_Work to do_
Leave out the pictures and repeat everything else in the records exactly.

_Data listing_

++++++

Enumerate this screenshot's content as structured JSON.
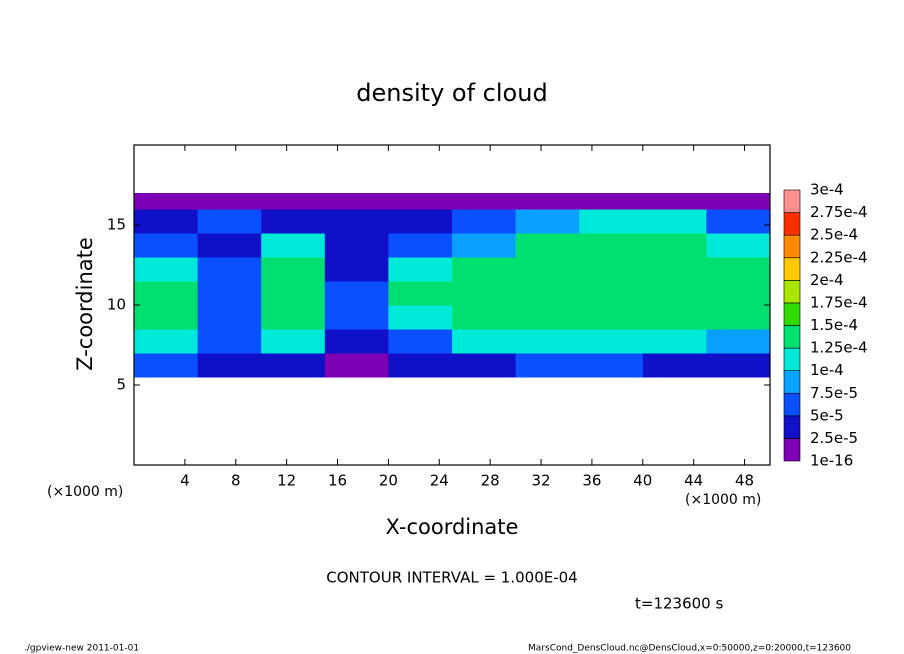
{
  "chart_data": {
    "type": "contour",
    "title": "density of cloud",
    "x_label": "X-coordinate",
    "y_label": "Z-coordinate",
    "x_unit": "(×1000 m)",
    "y_unit": "(×1000 m)",
    "xlim": [
      0,
      50
    ],
    "ylim": [
      0,
      20
    ],
    "xticks": [
      4,
      8,
      12,
      16,
      20,
      24,
      28,
      32,
      36,
      40,
      44,
      48
    ],
    "yticks": [
      5,
      10,
      15
    ],
    "levels": [
      {
        "value": 1e-16,
        "label": "1e-16"
      },
      {
        "value": 2.5e-05,
        "label": "2.5e-5"
      },
      {
        "value": 5e-05,
        "label": "5e-5"
      },
      {
        "value": 7.5e-05,
        "label": "7.5e-5"
      },
      {
        "value": 0.0001,
        "label": "1e-4"
      },
      {
        "value": 0.000125,
        "label": "1.25e-4"
      },
      {
        "value": 0.00015,
        "label": "1.5e-4"
      },
      {
        "value": 0.000175,
        "label": "1.75e-4"
      },
      {
        "value": 0.0002,
        "label": "2e-4"
      },
      {
        "value": 0.000225,
        "label": "2.25e-4"
      },
      {
        "value": 0.00025,
        "label": "2.5e-4"
      },
      {
        "value": 0.000275,
        "label": "2.75e-4"
      },
      {
        "value": 0.0003,
        "label": "3e-4"
      }
    ],
    "colors": [
      "#7d00b4",
      "#1010c8",
      "#0a50ff",
      "#0aa0ff",
      "#00e8d8",
      "#00e070",
      "#30dc00",
      "#a8e600",
      "#ffc800",
      "#ff8c00",
      "#ff3000",
      "#ff9090"
    ],
    "field": {
      "x_edges": [
        0,
        5,
        10,
        15,
        20,
        25,
        30,
        35,
        40,
        45,
        50
      ],
      "z_edges": [
        5.5,
        7,
        8.5,
        10,
        11.5,
        13,
        14.5,
        16,
        17
      ],
      "values": [
        [
          5e-05,
          3e-05,
          4e-05,
          2e-05,
          3e-05,
          4e-05,
          5e-05,
          5e-05,
          4e-05,
          3e-05
        ],
        [
          0.00011,
          6e-05,
          0.00011,
          4e-05,
          6e-05,
          0.00011,
          0.00011,
          0.00011,
          0.00011,
          9e-05
        ],
        [
          0.00013,
          6e-05,
          0.00013,
          5e-05,
          0.00012,
          0.00014,
          0.00014,
          0.00014,
          0.00014,
          0.00013
        ],
        [
          0.00014,
          7e-05,
          0.00014,
          5e-05,
          0.00013,
          0.00014,
          0.000145,
          0.000145,
          0.00014,
          0.00014
        ],
        [
          0.00012,
          5e-05,
          0.00014,
          4e-05,
          0.0001,
          0.00014,
          0.00014,
          0.00014,
          0.00014,
          0.00013
        ],
        [
          5e-05,
          4e-05,
          0.0001,
          3e-05,
          5e-05,
          8e-05,
          0.00013,
          0.00013,
          0.00013,
          0.0001
        ],
        [
          3e-05,
          5e-05,
          3e-05,
          3e-05,
          3e-05,
          5e-05,
          8e-05,
          0.00011,
          0.0001,
          5e-05
        ],
        [
          1e-05,
          1e-05,
          1e-05,
          1e-05,
          1e-05,
          1e-05,
          1e-05,
          1e-05,
          1e-05,
          1e-05
        ]
      ]
    },
    "contour_interval": "CONTOUR INTERVAL = 1.000E-04",
    "time": "t=123600 s",
    "footer_left": "./gpview-new   2011-01-01",
    "footer_right": "MarsCond_DensCloud.nc@DensCloud,x=0:50000,z=0:20000,t=123600"
  }
}
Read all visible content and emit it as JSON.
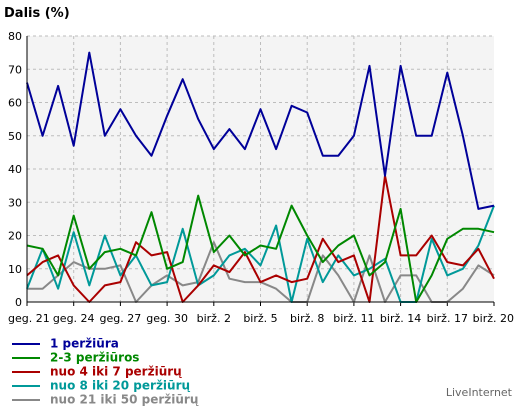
{
  "chart_data": {
    "type": "line",
    "title": "",
    "ylabel": "Dalis (%)",
    "xlabel": "",
    "ylim": [
      0,
      80
    ],
    "y_ticks": [
      0,
      10,
      20,
      30,
      40,
      50,
      60,
      70,
      80
    ],
    "x_ticks": [
      "geg. 21",
      "geg. 24",
      "geg. 27",
      "geg. 30",
      "birž. 2",
      "birž. 5",
      "birž. 8",
      "birž. 11",
      "birž. 14",
      "birž. 17",
      "birž. 20"
    ],
    "grid": true,
    "series": [
      {
        "name": "1 peržiūra",
        "color": "#000099",
        "values": [
          66,
          50,
          65,
          47,
          75,
          50,
          58,
          50,
          44,
          56,
          67,
          55,
          46,
          52,
          46,
          58,
          46,
          59,
          57,
          44,
          44,
          50,
          71,
          38,
          71,
          50,
          50,
          69,
          50,
          28,
          29
        ]
      },
      {
        "name": "2-3 peržiūros",
        "color": "#008800",
        "values": [
          17,
          16,
          8,
          26,
          10,
          15,
          16,
          14,
          27,
          10,
          12,
          32,
          15,
          20,
          14,
          17,
          16,
          29,
          20,
          12,
          17,
          20,
          8,
          12,
          28,
          0,
          8,
          19,
          22,
          22,
          21
        ]
      },
      {
        "name": "nuo 4 iki 7 peržiūrų",
        "color": "#aa0000",
        "values": [
          8,
          12,
          14,
          5,
          0,
          5,
          6,
          18,
          14,
          15,
          0,
          5,
          11,
          9,
          15,
          6,
          8,
          6,
          7,
          19,
          12,
          14,
          0,
          38,
          14,
          14,
          20,
          12,
          11,
          16,
          7
        ]
      },
      {
        "name": "nuo 8 iki 20 peržiūrų",
        "color": "#009999",
        "values": [
          4,
          16,
          4,
          21,
          5,
          20,
          8,
          14,
          5,
          6,
          22,
          5,
          8,
          14,
          16,
          11,
          23,
          0,
          19,
          6,
          14,
          8,
          10,
          13,
          0,
          0,
          19,
          8,
          10,
          17,
          29
        ]
      },
      {
        "name": "nuo 21 iki 50 peržiūrų",
        "color": "#888888",
        "values": [
          4,
          4,
          8,
          12,
          10,
          10,
          11,
          0,
          5,
          8,
          5,
          6,
          18,
          7,
          6,
          6,
          4,
          0,
          0,
          14,
          8,
          0,
          14,
          0,
          8,
          8,
          0,
          0,
          4,
          11,
          8
        ]
      }
    ]
  },
  "brand": "LiveInternet"
}
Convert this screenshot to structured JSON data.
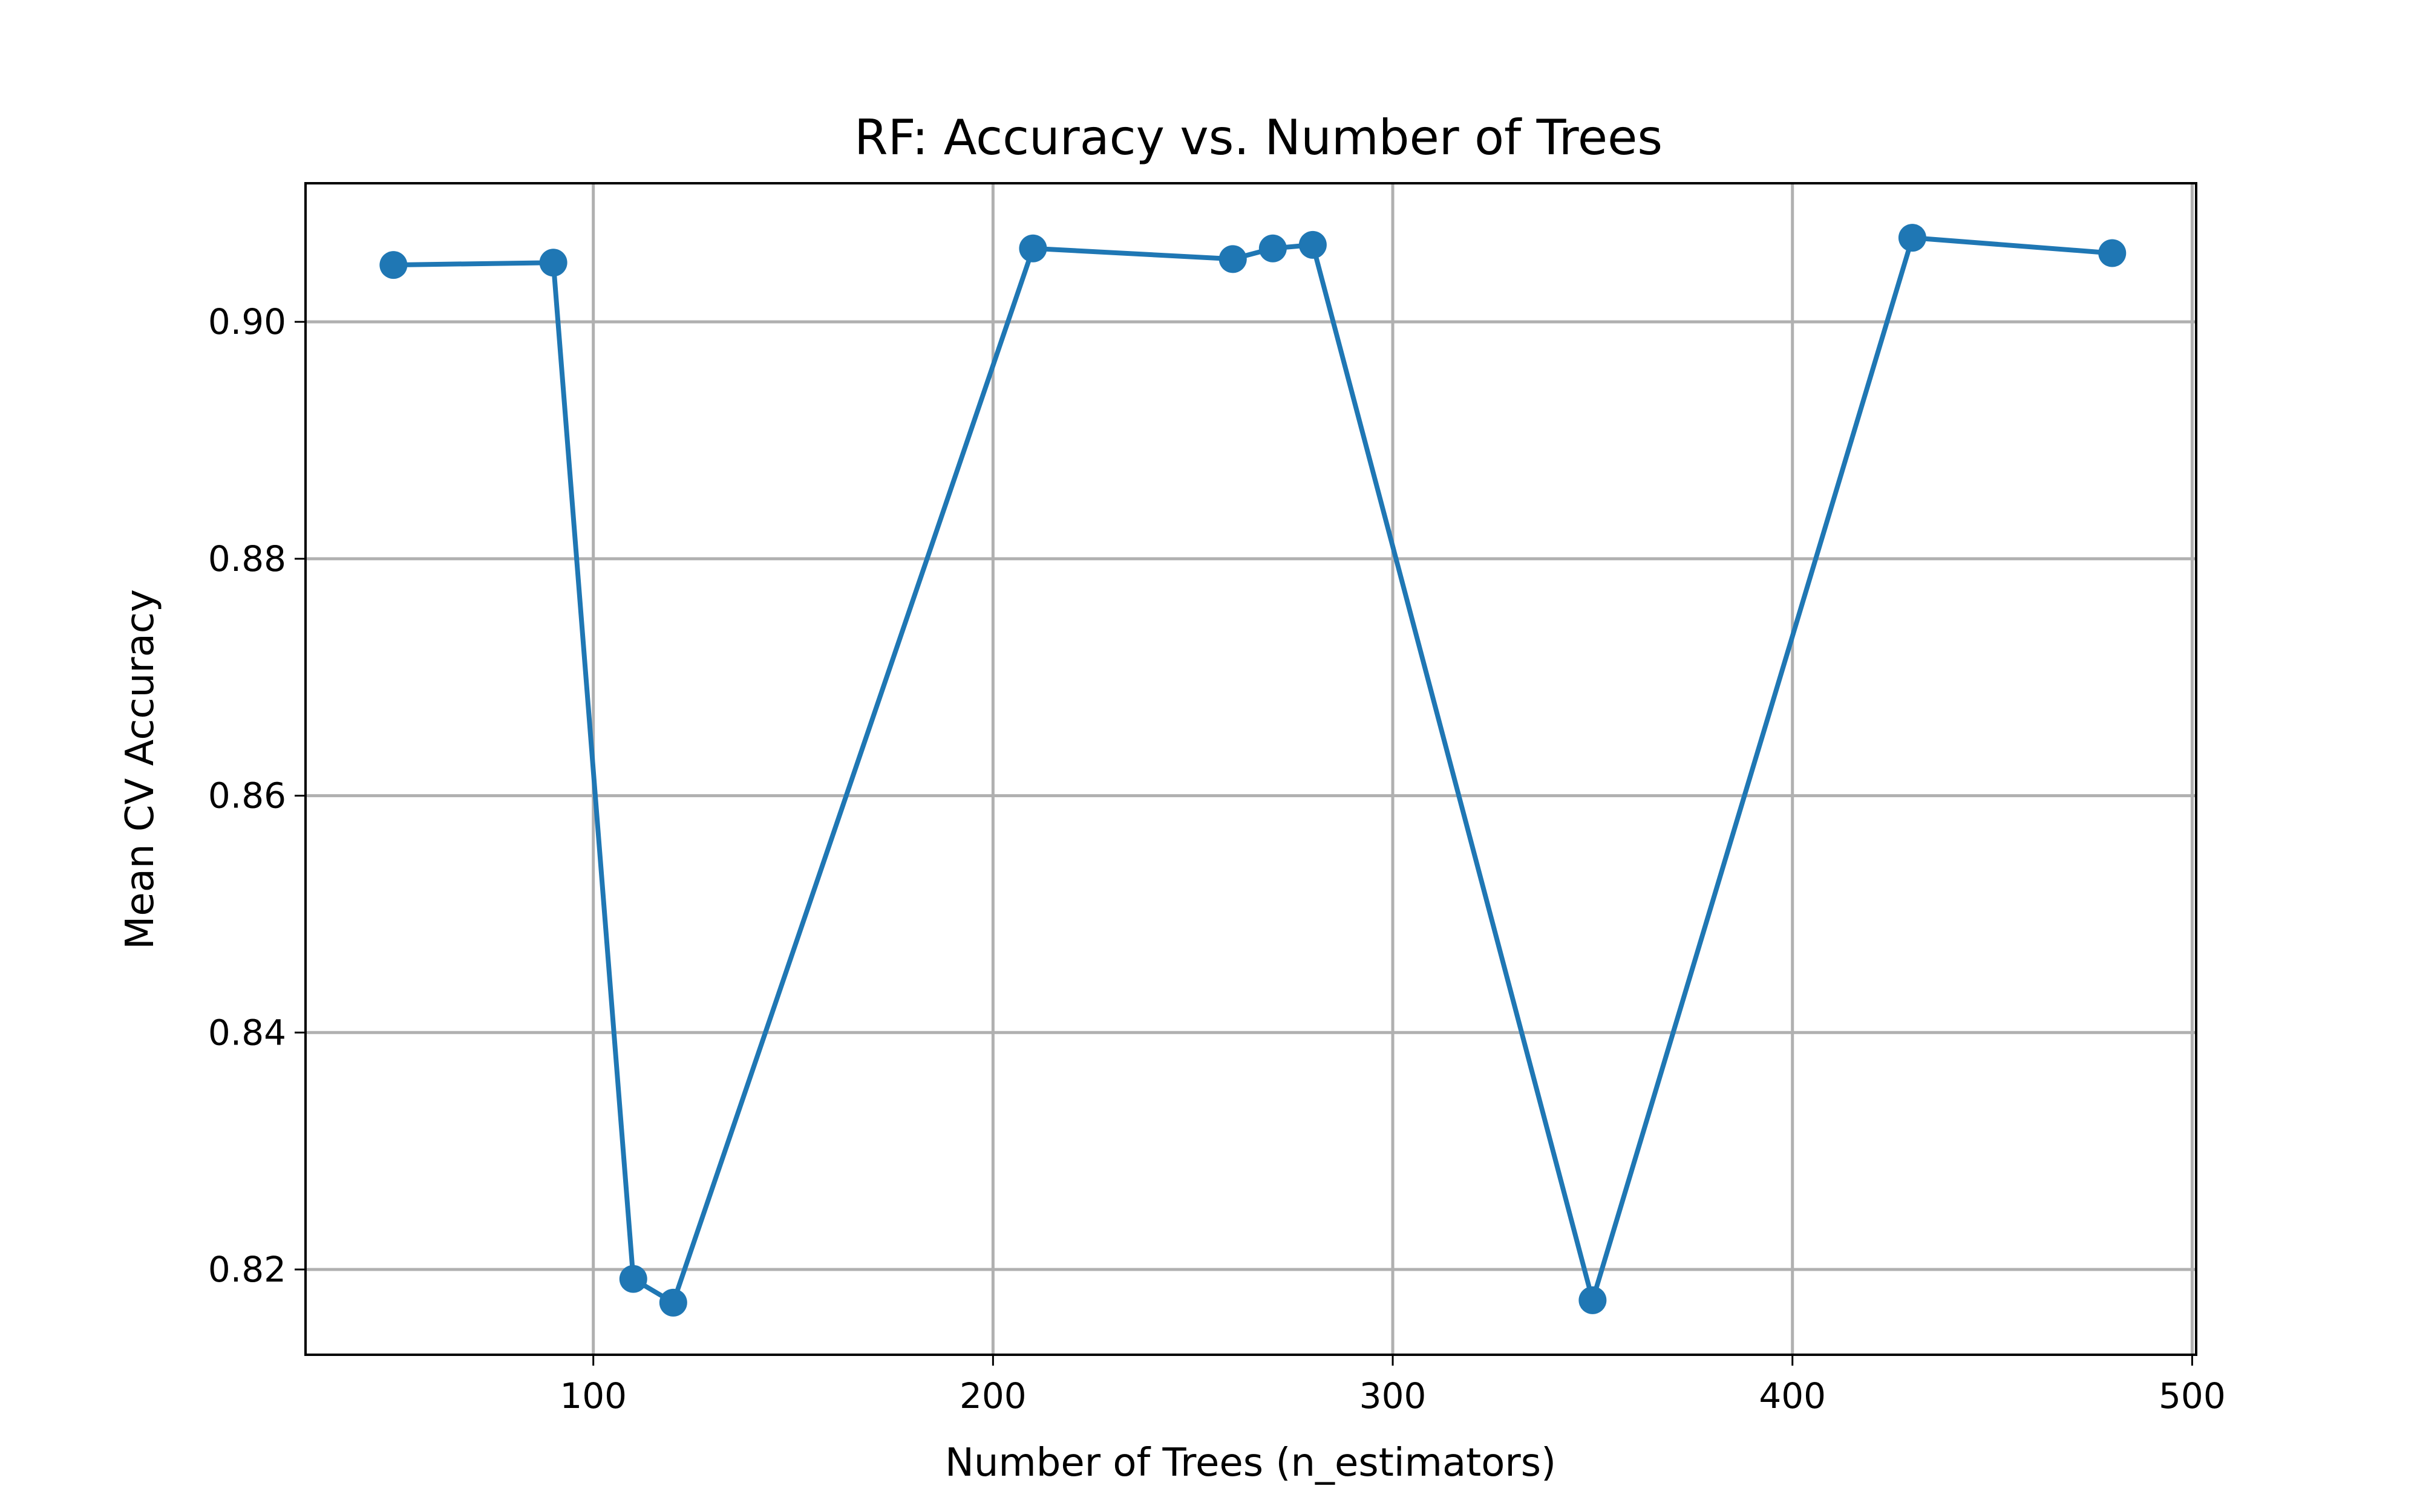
{
  "chart_data": {
    "type": "line",
    "title": "RF: Accuracy vs. Number of Trees",
    "xlabel": "Number of Trees (n_estimators)",
    "ylabel": "Mean CV Accuracy",
    "x": [
      50,
      90,
      110,
      120,
      210,
      260,
      270,
      280,
      350,
      430,
      480
    ],
    "series": [
      {
        "values": [
          0.9048,
          0.905,
          0.8192,
          0.8172,
          0.9062,
          0.9053,
          0.9062,
          0.9065,
          0.8174,
          0.9071,
          0.9058
        ]
      }
    ],
    "xlim": [
      28,
      501
    ],
    "ylim": [
      0.8128,
      0.9117
    ],
    "xticks": [
      100,
      200,
      300,
      400,
      500
    ],
    "yticks": [
      0.82,
      0.84,
      0.86,
      0.88,
      0.9
    ],
    "xtick_labels": [
      "100",
      "200",
      "300",
      "400",
      "500"
    ],
    "ytick_labels": [
      "0.82",
      "0.84",
      "0.86",
      "0.88",
      "0.90"
    ],
    "grid": true,
    "legend": "none",
    "colors": {
      "series": "#1f77b4",
      "grid": "#b0b0b0",
      "axis": "#000000"
    }
  }
}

++++++

_Task response_
Enumerate this screenshot's content as structured JSON.
{
  "chart_data": {
    "type": "contour",
    "title": "density of cloud",
    "x_label": "X-coordinate",
    "y_label": "Z-coordinate",
    "x_unit": "(×1000 m)",
    "y_unit": "(×1000 m)",
    "xlim": [
      0,
      50
    ],
    "ylim": [
      0,
      20
    ],
    "xticks": [
      4,
      8,
      12,
      16,
      20,
      24,
      28,
      32,
      36,
      40,
      44,
      48
    ],
    "yticks": [
      5,
      10,
      15
    ],
    "levels": [
      {
        "value": 1e-16,
        "label": "1e-16"
      },
      {
        "value": 2.5e-05,
        "label": "2.5e-5"
      },
      {
        "value": 5e-05,
        "label": "5e-5"
      },
      {
        "value": 7.5e-05,
        "label": "7.5e-5"
      },
      {
        "value": 0.0001,
        "label": "1e-4"
      },
      {
        "value": 0.000125,
        "label": "1.25e-4"
      },
      {
        "value": 0.00015,
        "label": "1.5e-4"
      },
      {
        "value": 0.000175,
        "label": "1.75e-4"
      },
      {
        "value": 0.0002,
        "label": "2e-4"
      },
      {
        "value": 0.000225,
        "label": "2.25e-4"
      },
      {
        "value": 0.00025,
        "label": "2.5e-4"
      },
      {
        "value": 0.000275,
        "label": "2.75e-4"
      },
      {
        "value": 0.0003,
        "label": "3e-4"
      }
    ],
    "colors": [
      "#7d00b4",
      "#1010c8",
      "#0a50ff",
      "#0aa0ff",
      "#00e8d8",
      "#00e070",
      "#30dc00",
      "#a8e600",
      "#ffc800",
      "#ff8c00",
      "#ff3000",
      "#ff9090"
    ],
    "field": {
      "x_edges": [
        0,
        5,
        10,
        15,
        20,
        25,
        30,
        35,
        40,
        45,
        50
      ],
      "z_edges": [
        5.5,
        7,
        8.5,
        10,
        11.5,
        13,
        14.5,
        16,
        17
      ],
      "values": [
        [
          5e-05,
          3e-05,
          4e-05,
          2e-05,
          3e-05,
          4e-05,
          5e-05,
          5e-05,
          4e-05,
          3e-05
        ],
        [
          0.00011,
          6e-05,
          0.00011,
          4e-05,
          6e-05,
          0.00011,
          0.00011,
          0.00011,
          0.00011,
          9e-05
        ],
        [
          0.00013,
          6e-05,
          0.00013,
          5e-05,
          0.00012,
          0.00014,
          0.00014,
          0.00014,
          0.00014,
          0.00013
        ],
        [
          0.00014,
          7e-05,
          0.00014,
          5e-05,
          0.00013,
          0.00014,
          0.000145,
          0.000145,
          0.00014,
          0.00014
        ],
        [
          0.00012,
          5e-05,
          0.00014,
          4e-05,
          0.0001,
          0.00014,
          0.00014,
          0.00014,
          0.00014,
          0.00013
        ],
        [
          5e-05,
          4e-05,
          0.0001,
          3e-05,
          5e-05,
          8e-05,
          0.00013,
          0.00013,
          0.00013,
          0.0001
        ],
        [
          3e-05,
          5e-05,
          3e-05,
          3e-05,
          3e-05,
          5e-05,
          8e-05,
          0.00011,
          0.0001,
          5e-05
        ],
        [
          1e-05,
          1e-05,
          1e-05,
          1e-05,
          1e-05,
          1e-05,
          1e-05,
          1e-05,
          1e-05,
          1e-05
        ]
      ]
    },
    "contour_interval": "CONTOUR INTERVAL = 1.000E-04",
    "time": "t=123600 s",
    "footer_left": "./gpview-new   2011-01-01",
    "footer_right": "MarsCond_DensCloud.nc@DensCloud,x=0:50000,z=0:20000,t=123600"
  }
}
Read all visible content and emit it as JSON.
{
  "chart_data": {
    "type": "line",
    "title": "",
    "ylabel": "Dalis (%)",
    "xlabel": "",
    "ylim": [
      0,
      80
    ],
    "y_ticks": [
      0,
      10,
      20,
      30,
      40,
      50,
      60,
      70,
      80
    ],
    "x_ticks": [
      "geg. 21",
      "geg. 24",
      "geg. 27",
      "geg. 30",
      "birž. 2",
      "birž. 5",
      "birž. 8",
      "birž. 11",
      "birž. 14",
      "birž. 17",
      "birž. 20"
    ],
    "grid": true,
    "series": [
      {
        "name": "1 peržiūra",
        "color": "#000099",
        "values": [
          66,
          50,
          65,
          47,
          75,
          50,
          58,
          50,
          44,
          56,
          67,
          55,
          46,
          52,
          46,
          58,
          46,
          59,
          57,
          44,
          44,
          50,
          71,
          38,
          71,
          50,
          50,
          69,
          50,
          28,
          29
        ]
      },
      {
        "name": "2-3 peržiūros",
        "color": "#008800",
        "values": [
          17,
          16,
          8,
          26,
          10,
          15,
          16,
          14,
          27,
          10,
          12,
          32,
          15,
          20,
          14,
          17,
          16,
          29,
          20,
          12,
          17,
          20,
          8,
          12,
          28,
          0,
          8,
          19,
          22,
          22,
          21
        ]
      },
      {
        "name": "nuo 4 iki 7 peržiūrų",
        "color": "#aa0000",
        "values": [
          8,
          12,
          14,
          5,
          0,
          5,
          6,
          18,
          14,
          15,
          0,
          5,
          11,
          9,
          15,
          6,
          8,
          6,
          7,
          19,
          12,
          14,
          0,
          38,
          14,
          14,
          20,
          12,
          11,
          16,
          7
        ]
      },
      {
        "name": "nuo 8 iki 20 peržiūrų",
        "color": "#009999",
        "values": [
          4,
          16,
          4,
          21,
          5,
          20,
          8,
          14,
          5,
          6,
          22,
          5,
          8,
          14,
          16,
          11,
          23,
          0,
          19,
          6,
          14,
          8,
          10,
          13,
          0,
          0,
          19,
          8,
          10,
          17,
          29
        ]
      },
      {
        "name": "nuo 21 iki 50 peržiūrų",
        "color": "#888888",
        "values": [
          4,
          4,
          8,
          12,
          10,
          10,
          11,
          0,
          5,
          8,
          5,
          6,
          18,
          7,
          6,
          6,
          4,
          0,
          0,
          14,
          8,
          0,
          14,
          0,
          8,
          8,
          0,
          0,
          4,
          11,
          8
        ]
      }
    ]
  },
  "brand": "LiveInternet"
}
Convert this screenshot to structured JSON data.
{
  "chart_data": {
    "type": "line",
    "title": "RF: Accuracy vs. Number of Trees",
    "xlabel": "Number of Trees (n_estimators)",
    "ylabel": "Mean CV Accuracy",
    "x": [
      50,
      90,
      110,
      120,
      210,
      260,
      270,
      280,
      350,
      430,
      480
    ],
    "series": [
      {
        "values": [
          0.9048,
          0.905,
          0.8192,
          0.8172,
          0.9062,
          0.9053,
          0.9062,
          0.9065,
          0.8174,
          0.9071,
          0.9058
        ]
      }
    ],
    "xlim": [
      28,
      501
    ],
    "ylim": [
      0.8128,
      0.9117
    ],
    "xticks": [
      100,
      200,
      300,
      400,
      500
    ],
    "yticks": [
      0.82,
      0.84,
      0.86,
      0.88,
      0.9
    ],
    "xtick_labels": [
      "100",
      "200",
      "300",
      "400",
      "500"
    ],
    "ytick_labels": [
      "0.82",
      "0.84",
      "0.86",
      "0.88",
      "0.90"
    ],
    "grid": true,
    "legend": "none",
    "colors": {
      "series": "#1f77b4",
      "grid": "#b0b0b0",
      "axis": "#000000"
    }
  }
}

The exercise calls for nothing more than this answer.